(Extracts from a graphics dataset)
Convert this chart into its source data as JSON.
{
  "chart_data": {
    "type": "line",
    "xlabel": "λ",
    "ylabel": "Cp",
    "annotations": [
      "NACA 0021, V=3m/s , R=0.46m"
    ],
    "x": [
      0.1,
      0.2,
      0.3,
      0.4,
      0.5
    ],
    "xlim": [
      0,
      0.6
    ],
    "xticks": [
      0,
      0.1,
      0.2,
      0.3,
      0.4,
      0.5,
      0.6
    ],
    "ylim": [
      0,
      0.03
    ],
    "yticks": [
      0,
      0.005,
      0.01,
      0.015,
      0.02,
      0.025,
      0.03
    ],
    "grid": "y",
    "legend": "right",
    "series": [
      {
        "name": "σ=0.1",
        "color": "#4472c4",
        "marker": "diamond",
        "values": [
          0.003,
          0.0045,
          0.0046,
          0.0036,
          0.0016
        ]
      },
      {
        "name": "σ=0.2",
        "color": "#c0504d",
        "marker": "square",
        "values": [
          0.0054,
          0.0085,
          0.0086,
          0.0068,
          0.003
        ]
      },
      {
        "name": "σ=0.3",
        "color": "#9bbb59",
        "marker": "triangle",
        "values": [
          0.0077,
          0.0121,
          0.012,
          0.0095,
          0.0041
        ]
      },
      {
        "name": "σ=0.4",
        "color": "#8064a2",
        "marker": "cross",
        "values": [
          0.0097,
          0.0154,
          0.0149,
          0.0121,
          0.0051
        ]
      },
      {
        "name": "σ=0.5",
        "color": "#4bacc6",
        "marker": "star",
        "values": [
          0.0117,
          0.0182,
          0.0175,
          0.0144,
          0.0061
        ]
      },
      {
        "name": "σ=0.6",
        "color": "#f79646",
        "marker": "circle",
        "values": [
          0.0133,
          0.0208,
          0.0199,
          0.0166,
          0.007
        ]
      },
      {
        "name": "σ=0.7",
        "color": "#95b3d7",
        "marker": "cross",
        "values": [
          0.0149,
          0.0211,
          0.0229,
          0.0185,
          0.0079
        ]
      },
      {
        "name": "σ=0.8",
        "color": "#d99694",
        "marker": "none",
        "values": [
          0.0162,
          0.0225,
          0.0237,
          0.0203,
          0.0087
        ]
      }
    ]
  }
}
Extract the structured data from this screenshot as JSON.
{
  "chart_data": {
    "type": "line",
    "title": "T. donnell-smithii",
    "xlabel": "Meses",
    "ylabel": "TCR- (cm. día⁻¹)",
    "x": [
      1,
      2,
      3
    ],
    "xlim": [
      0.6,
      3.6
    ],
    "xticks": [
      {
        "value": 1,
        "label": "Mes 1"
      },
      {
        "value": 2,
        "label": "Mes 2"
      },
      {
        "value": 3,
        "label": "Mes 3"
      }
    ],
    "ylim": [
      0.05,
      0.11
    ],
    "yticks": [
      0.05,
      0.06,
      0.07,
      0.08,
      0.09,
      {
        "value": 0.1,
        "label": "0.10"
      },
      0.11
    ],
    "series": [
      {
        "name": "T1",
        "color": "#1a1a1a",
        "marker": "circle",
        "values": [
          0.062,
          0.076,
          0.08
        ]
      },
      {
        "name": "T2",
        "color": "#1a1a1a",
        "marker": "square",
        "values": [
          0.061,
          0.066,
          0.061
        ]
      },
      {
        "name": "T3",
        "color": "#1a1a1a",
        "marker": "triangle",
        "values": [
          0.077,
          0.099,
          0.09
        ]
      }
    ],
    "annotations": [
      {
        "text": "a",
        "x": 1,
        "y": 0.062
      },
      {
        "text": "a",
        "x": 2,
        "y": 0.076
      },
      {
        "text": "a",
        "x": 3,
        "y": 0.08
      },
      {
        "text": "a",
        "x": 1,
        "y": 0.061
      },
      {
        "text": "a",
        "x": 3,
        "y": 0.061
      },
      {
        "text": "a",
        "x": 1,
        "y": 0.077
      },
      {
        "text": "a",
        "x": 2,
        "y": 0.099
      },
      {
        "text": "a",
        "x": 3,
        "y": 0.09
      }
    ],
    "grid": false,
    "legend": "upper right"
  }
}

• _What is being asked_: What is needed here is an exact reproduction of all the entries.

• _Output for this task_:
Convert this chart into its source data as JSON.
{
  "chart_data": {
    "type": "line",
    "xlabel": "λ",
    "ylabel": "Cp",
    "annotations": [
      "NACA 0021, V=3m/s , R=0.46m"
    ],
    "x": [
      0.1,
      0.2,
      0.3,
      0.4,
      0.5
    ],
    "xlim": [
      0,
      0.6
    ],
    "xticks": [
      0,
      0.1,
      0.2,
      0.3,
      0.4,
      0.5,
      0.6
    ],
    "ylim": [
      0,
      0.03
    ],
    "yticks": [
      0,
      0.005,
      0.01,
      0.015,
      0.02,
      0.025,
      0.03
    ],
    "grid": "y",
    "legend": "right",
    "series": [
      {
        "name": "σ=0.1",
        "color": "#4472c4",
        "marker": "diamond",
        "values": [
          0.003,
          0.0045,
          0.0046,
          0.0036,
          0.0016
        ]
      },
      {
        "name": "σ=0.2",
        "color": "#c0504d",
        "marker": "square",
        "values": [
          0.0054,
          0.0085,
          0.0086,
          0.0068,
          0.003
        ]
      },
      {
        "name": "σ=0.3",
        "color": "#9bbb59",
        "marker": "triangle",
        "values": [
          0.0077,
          0.0121,
          0.012,
          0.0095,
          0.0041
        ]
      },
      {
        "name": "σ=0.4",
        "color": "#8064a2",
        "marker": "cross",
        "values": [
          0.0097,
          0.0154,
          0.0149,
          0.0121,
          0.0051
        ]
      },
      {
        "name": "σ=0.5",
        "color": "#4bacc6",
        "marker": "star",
        "values": [
          0.0117,
          0.0182,
          0.0175,
          0.0144,
          0.0061
        ]
      },
      {
        "name": "σ=0.6",
        "color": "#f79646",
        "marker": "circle",
        "values": [
          0.0133,
          0.0208,
          0.0199,
          0.0166,
          0.007
        ]
      },
      {
        "name": "σ=0.7",
        "color": "#95b3d7",
        "marker": "cross",
        "values": [
          0.0149,
          0.0211,
          0.0229,
          0.0185,
          0.0079
        ]
      },
      {
        "name": "σ=0.8",
        "color": "#d99694",
        "marker": "none",
        "values": [
          0.0162,
          0.0225,
          0.0237,
          0.0203,
          0.0087
        ]
      }
    ]
  }
}
Extract the structured data from this screenshot as JSON.
{
  "chart_data": {
    "type": "line",
    "title": "T. donnell-smithii",
    "xlabel": "Meses",
    "ylabel": "TCR- (cm. día⁻¹)",
    "x": [
      1,
      2,
      3
    ],
    "xlim": [
      0.6,
      3.6
    ],
    "xticks": [
      {
        "value": 1,
        "label": "Mes 1"
      },
      {
        "value": 2,
        "label": "Mes 2"
      },
      {
        "value": 3,
        "label": "Mes 3"
      }
    ],
    "ylim": [
      0.05,
      0.11
    ],
    "yticks": [
      0.05,
      0.06,
      0.07,
      0.08,
      0.09,
      {
        "value": 0.1,
        "label": "0.10"
      },
      0.11
    ],
    "series": [
      {
        "name": "T1",
        "color": "#1a1a1a",
        "marker": "circle",
        "values": [
          0.062,
          0.076,
          0.08
        ]
      },
      {
        "name": "T2",
        "color": "#1a1a1a",
        "marker": "square",
        "values": [
          0.061,
          0.066,
          0.061
        ]
      },
      {
        "name": "T3",
        "color": "#1a1a1a",
        "marker": "triangle",
        "values": [
          0.077,
          0.099,
          0.09
        ]
      }
    ],
    "annotations": [
      {
        "text": "a",
        "x": 1,
        "y": 0.062
      },
      {
        "text": "a",
        "x": 2,
        "y": 0.076
      },
      {
        "text": "a",
        "x": 3,
        "y": 0.08
      },
      {
        "text": "a",
        "x": 1,
        "y": 0.061
      },
      {
        "text": "a",
        "x": 3,
        "y": 0.061
      },
      {
        "text": "a",
        "x": 1,
        "y": 0.077
      },
      {
        "text": "a",
        "x": 2,
        "y": 0.099
      },
      {
        "text": "a",
        "x": 3,
        "y": 0.09
      }
    ],
    "grid": false,
    "legend": "upper right"
  }
}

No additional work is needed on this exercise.